* STATED GOAL: Report every line below that holds the word "title".

(Recorded data)
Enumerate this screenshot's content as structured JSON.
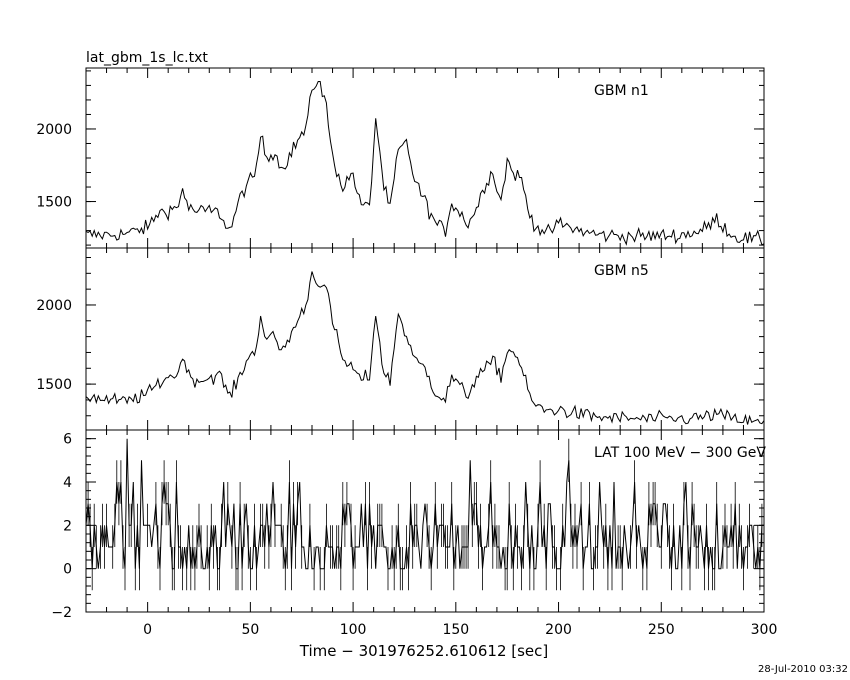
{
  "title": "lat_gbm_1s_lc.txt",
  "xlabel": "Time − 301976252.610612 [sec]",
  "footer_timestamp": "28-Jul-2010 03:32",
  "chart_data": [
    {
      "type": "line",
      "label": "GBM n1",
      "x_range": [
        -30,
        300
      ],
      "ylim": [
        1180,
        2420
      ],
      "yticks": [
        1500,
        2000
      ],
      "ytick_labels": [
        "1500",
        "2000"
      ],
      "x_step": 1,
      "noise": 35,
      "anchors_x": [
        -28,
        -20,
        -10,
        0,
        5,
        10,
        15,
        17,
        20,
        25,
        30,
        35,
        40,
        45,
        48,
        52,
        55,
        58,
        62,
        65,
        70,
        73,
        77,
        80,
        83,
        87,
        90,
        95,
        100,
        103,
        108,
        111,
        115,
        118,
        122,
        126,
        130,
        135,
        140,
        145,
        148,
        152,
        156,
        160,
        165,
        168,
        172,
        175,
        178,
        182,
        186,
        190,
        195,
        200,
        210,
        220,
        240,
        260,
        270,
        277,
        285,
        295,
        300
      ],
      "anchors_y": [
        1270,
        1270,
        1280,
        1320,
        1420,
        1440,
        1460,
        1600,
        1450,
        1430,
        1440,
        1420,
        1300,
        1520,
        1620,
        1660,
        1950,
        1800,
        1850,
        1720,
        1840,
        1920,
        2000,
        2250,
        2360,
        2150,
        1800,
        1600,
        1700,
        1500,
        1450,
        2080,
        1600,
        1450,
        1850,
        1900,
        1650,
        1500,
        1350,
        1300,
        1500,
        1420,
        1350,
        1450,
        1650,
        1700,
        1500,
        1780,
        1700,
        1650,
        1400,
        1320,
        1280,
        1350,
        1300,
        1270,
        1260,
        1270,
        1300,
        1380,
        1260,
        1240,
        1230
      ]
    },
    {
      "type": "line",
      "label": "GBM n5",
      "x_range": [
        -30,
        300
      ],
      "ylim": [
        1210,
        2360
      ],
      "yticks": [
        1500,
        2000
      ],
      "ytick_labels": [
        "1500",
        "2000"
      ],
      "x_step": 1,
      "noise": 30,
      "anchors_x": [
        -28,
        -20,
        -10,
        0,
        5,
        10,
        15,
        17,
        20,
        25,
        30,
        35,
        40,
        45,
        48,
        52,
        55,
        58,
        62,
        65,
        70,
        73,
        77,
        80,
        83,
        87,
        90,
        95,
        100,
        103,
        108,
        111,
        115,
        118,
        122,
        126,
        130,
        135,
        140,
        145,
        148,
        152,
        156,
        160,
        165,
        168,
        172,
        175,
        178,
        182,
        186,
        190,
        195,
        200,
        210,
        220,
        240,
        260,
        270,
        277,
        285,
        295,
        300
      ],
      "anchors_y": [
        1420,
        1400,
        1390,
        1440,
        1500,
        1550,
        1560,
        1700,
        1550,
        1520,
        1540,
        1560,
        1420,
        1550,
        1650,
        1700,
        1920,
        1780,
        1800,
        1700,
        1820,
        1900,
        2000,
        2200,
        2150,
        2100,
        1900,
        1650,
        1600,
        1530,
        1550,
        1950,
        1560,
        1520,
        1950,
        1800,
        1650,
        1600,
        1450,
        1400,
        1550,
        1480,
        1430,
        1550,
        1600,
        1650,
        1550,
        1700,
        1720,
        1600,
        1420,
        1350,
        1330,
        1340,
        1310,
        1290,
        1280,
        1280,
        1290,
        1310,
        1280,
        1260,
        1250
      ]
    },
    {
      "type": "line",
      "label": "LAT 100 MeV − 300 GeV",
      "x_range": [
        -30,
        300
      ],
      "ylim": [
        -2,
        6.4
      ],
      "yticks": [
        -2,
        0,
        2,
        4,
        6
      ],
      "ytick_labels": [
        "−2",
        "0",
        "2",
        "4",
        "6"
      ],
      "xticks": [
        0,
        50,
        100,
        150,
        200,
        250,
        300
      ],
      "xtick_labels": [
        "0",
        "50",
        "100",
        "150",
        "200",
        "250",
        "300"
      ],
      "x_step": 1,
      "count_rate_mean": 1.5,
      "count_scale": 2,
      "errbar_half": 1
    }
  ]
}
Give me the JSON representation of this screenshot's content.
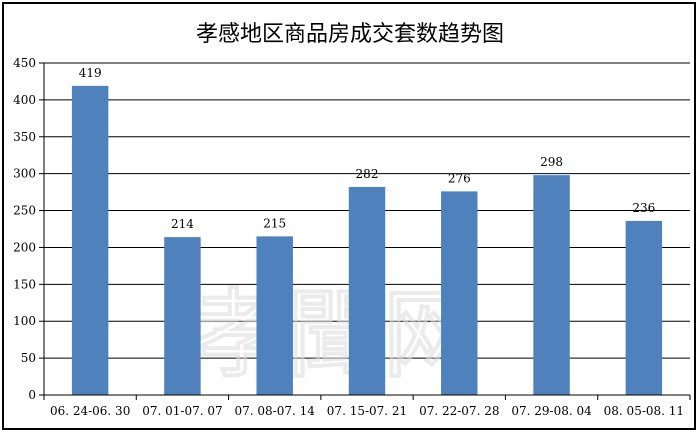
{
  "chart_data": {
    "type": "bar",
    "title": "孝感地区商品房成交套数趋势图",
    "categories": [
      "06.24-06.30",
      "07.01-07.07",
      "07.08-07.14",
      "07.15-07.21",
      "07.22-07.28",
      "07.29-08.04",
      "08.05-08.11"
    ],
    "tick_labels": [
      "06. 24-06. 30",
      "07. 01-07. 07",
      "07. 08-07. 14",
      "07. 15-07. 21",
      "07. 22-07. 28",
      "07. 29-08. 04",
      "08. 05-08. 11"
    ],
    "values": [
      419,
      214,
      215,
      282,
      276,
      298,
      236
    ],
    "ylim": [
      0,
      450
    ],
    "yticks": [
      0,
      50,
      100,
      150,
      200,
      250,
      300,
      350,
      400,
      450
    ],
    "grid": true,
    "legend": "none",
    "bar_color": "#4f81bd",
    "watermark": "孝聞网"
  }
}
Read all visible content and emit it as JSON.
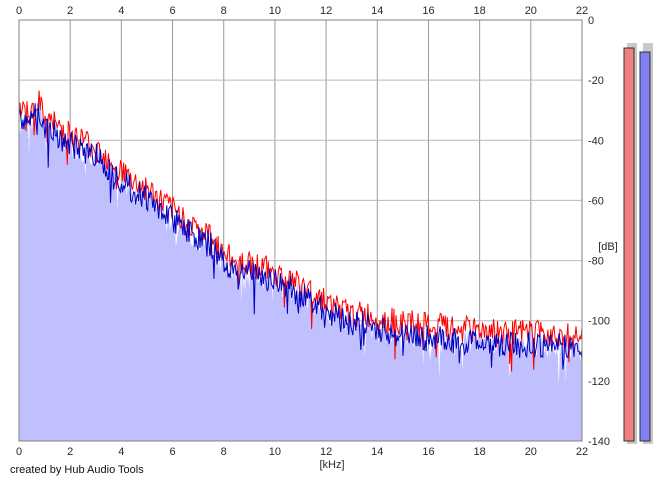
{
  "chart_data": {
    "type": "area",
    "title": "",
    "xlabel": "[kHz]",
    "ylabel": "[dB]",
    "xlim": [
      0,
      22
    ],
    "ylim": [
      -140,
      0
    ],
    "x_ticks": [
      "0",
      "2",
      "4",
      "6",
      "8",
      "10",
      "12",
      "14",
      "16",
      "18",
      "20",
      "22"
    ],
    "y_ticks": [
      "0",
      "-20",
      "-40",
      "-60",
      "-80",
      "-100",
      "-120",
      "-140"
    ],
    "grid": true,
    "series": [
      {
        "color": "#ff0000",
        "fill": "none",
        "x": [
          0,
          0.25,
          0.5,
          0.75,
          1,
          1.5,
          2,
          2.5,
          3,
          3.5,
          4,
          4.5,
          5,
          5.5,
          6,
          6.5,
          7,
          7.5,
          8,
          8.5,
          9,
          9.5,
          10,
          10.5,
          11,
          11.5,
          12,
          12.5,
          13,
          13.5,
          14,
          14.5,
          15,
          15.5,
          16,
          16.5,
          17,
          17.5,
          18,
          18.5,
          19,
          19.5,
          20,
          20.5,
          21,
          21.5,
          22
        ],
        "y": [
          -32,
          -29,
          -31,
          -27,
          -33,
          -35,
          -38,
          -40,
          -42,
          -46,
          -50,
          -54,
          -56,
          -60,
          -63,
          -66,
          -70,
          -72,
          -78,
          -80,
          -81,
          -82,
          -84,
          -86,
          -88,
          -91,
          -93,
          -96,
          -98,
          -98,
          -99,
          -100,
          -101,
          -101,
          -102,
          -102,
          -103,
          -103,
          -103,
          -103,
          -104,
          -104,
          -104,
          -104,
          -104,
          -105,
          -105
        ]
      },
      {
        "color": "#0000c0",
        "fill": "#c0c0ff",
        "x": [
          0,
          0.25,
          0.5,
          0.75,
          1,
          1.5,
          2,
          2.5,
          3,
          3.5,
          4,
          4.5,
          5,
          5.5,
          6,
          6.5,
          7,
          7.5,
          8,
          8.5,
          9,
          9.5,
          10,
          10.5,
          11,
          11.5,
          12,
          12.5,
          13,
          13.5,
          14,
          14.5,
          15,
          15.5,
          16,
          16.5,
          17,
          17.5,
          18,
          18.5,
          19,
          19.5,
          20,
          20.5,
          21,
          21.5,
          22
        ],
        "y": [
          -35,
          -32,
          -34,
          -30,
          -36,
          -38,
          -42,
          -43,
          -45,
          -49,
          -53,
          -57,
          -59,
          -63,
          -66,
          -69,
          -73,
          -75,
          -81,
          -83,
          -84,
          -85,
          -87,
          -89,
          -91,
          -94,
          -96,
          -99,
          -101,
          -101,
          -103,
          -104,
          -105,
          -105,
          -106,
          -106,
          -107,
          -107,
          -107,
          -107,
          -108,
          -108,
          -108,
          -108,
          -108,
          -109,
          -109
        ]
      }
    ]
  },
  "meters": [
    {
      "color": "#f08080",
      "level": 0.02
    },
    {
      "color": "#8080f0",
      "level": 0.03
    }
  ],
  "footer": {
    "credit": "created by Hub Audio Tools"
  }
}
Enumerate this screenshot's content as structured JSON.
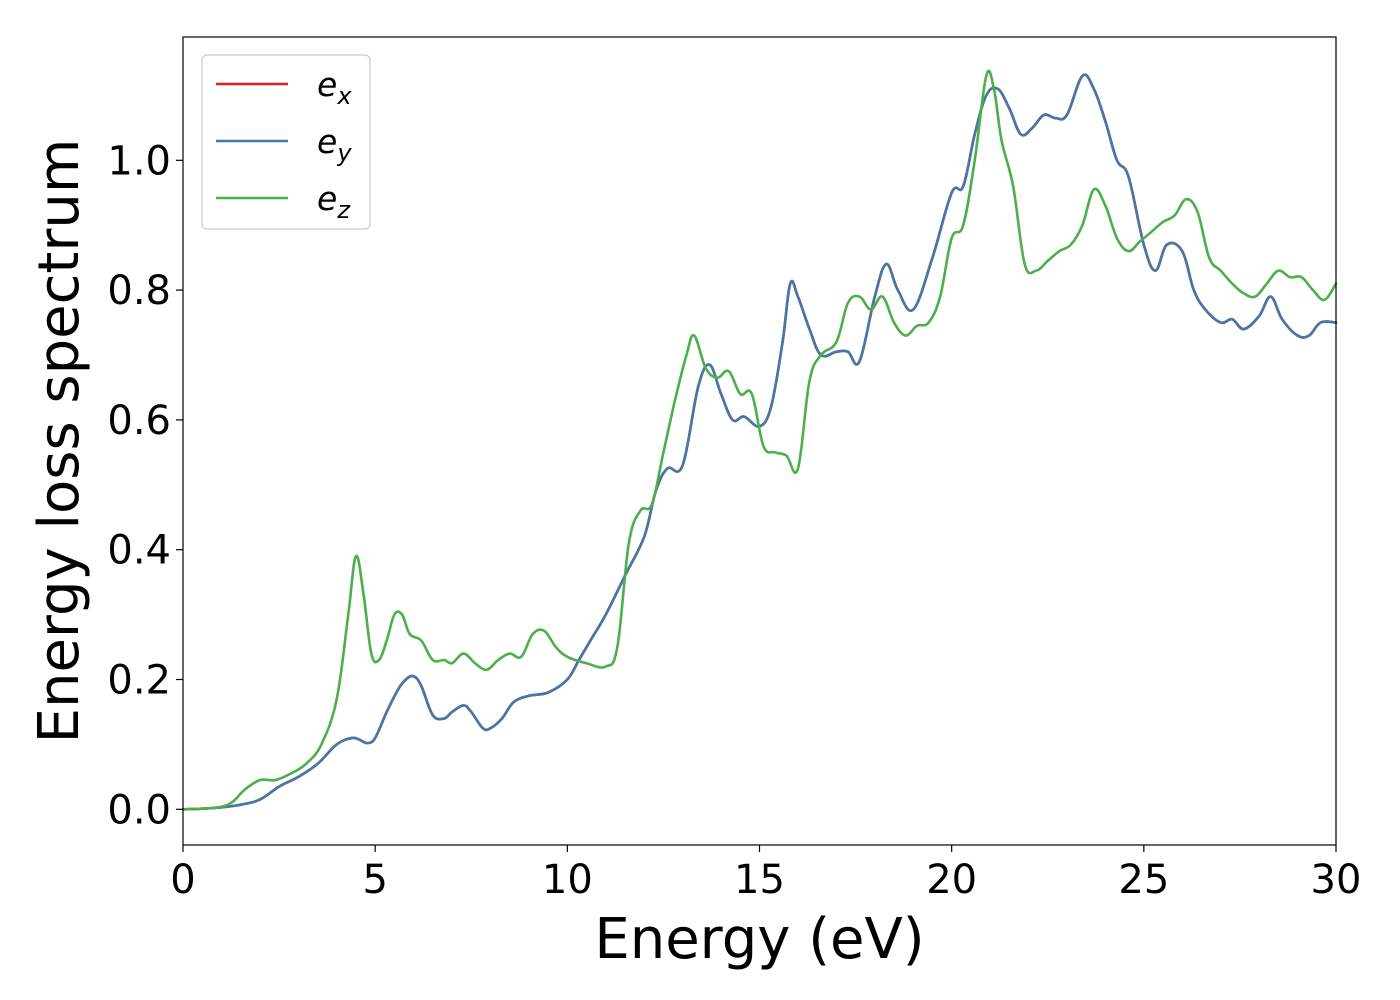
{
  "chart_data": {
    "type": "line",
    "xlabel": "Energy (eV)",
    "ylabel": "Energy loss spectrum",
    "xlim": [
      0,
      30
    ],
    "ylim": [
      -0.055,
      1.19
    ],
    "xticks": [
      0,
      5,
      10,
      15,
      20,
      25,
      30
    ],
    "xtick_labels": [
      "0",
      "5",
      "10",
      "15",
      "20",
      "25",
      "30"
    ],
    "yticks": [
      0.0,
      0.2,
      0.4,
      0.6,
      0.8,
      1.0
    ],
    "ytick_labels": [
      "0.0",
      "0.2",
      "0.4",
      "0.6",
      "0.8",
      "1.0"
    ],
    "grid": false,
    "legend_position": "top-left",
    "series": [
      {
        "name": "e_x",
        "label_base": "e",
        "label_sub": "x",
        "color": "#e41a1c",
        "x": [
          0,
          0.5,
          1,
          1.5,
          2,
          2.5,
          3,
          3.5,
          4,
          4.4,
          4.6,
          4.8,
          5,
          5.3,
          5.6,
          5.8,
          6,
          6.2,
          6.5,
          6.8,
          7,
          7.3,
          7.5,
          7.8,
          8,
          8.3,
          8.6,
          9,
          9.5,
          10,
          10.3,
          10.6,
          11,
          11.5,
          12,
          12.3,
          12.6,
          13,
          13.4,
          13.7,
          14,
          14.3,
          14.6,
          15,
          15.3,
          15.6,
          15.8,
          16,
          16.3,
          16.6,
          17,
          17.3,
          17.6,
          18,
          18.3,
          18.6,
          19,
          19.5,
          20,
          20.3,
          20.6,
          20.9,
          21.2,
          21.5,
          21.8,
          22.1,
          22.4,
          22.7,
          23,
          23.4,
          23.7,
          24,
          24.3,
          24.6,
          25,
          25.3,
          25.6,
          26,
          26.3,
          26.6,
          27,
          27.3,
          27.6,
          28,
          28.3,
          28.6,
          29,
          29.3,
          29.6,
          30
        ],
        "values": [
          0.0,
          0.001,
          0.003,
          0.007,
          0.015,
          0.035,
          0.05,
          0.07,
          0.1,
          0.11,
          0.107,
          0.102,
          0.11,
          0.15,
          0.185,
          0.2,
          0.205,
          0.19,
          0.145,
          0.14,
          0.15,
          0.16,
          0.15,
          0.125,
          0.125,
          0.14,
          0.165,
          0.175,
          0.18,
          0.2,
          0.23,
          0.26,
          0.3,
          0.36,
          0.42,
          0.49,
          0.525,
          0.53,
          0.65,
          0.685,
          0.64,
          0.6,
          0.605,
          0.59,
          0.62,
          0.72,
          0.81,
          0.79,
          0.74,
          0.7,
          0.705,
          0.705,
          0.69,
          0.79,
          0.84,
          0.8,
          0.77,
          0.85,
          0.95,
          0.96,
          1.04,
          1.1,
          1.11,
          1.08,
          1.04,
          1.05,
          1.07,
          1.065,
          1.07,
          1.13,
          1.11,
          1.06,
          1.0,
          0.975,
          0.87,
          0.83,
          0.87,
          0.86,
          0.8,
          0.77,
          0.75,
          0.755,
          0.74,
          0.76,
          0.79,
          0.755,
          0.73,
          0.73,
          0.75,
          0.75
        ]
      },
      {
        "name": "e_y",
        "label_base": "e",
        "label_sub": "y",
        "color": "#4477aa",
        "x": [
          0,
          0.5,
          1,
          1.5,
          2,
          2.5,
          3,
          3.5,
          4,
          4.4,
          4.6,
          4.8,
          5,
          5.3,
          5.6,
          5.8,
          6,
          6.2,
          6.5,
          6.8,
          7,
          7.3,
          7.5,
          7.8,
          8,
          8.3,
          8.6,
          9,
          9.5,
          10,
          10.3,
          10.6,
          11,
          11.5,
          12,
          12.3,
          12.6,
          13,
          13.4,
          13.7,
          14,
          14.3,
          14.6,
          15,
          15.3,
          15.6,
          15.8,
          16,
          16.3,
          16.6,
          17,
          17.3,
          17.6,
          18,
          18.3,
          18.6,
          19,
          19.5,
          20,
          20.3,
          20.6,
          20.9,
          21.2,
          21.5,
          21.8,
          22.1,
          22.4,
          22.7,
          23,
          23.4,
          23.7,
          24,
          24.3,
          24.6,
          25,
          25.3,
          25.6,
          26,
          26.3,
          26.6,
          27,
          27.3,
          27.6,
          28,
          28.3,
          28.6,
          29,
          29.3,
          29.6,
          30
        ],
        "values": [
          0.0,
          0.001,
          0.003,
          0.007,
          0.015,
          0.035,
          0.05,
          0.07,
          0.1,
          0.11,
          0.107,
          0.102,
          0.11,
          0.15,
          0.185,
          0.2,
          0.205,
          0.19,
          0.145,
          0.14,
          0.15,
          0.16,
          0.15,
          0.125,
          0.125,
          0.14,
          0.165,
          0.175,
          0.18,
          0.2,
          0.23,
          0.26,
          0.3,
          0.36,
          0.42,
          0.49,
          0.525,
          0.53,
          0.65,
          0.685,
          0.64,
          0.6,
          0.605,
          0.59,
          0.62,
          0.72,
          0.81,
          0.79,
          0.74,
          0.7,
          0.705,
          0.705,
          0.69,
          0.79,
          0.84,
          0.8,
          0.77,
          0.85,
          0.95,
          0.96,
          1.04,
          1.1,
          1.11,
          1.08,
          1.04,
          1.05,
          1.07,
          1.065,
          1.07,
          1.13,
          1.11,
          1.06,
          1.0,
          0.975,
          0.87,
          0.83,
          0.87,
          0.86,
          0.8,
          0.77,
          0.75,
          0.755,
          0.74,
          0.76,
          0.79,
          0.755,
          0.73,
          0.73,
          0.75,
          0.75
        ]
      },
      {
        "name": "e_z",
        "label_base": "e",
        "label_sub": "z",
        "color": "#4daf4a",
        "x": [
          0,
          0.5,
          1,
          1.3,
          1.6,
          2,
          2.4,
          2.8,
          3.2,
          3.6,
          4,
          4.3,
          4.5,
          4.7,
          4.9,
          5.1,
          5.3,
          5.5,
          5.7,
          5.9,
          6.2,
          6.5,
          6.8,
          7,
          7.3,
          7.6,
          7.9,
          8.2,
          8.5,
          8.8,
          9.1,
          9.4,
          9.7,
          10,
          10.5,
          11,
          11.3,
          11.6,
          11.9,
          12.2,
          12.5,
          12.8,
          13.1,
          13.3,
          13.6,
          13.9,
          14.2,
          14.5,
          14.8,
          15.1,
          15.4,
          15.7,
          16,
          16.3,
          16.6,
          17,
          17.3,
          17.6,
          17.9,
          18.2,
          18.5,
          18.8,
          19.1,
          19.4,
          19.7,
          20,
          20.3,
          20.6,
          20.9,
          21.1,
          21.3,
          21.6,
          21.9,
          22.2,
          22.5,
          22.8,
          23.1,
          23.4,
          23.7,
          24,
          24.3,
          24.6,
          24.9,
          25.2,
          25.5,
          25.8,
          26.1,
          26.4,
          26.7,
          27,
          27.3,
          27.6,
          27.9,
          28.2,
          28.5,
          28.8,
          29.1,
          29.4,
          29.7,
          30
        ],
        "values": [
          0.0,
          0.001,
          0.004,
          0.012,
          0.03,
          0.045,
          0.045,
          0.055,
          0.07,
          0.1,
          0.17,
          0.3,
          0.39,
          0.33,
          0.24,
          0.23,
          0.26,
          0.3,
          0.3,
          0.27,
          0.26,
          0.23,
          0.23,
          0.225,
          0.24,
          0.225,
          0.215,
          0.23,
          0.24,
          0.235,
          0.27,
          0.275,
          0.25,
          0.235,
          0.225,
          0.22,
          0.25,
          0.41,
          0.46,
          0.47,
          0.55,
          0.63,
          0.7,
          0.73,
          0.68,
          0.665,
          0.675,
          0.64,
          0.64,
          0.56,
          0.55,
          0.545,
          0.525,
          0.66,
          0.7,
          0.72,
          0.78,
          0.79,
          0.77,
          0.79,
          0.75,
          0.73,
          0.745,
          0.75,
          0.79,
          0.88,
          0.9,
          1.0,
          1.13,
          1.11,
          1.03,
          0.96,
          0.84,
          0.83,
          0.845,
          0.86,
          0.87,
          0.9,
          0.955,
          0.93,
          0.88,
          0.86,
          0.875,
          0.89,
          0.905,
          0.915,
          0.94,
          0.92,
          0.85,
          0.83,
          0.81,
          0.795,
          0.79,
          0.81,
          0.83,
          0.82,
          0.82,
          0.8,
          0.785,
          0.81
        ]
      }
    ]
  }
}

* EXPECTED ANSWER:
  "title": "lat_gbm_1s_lc.txt",
    "title": "孝感地区商品房成交套数趋势图",
    "title": "",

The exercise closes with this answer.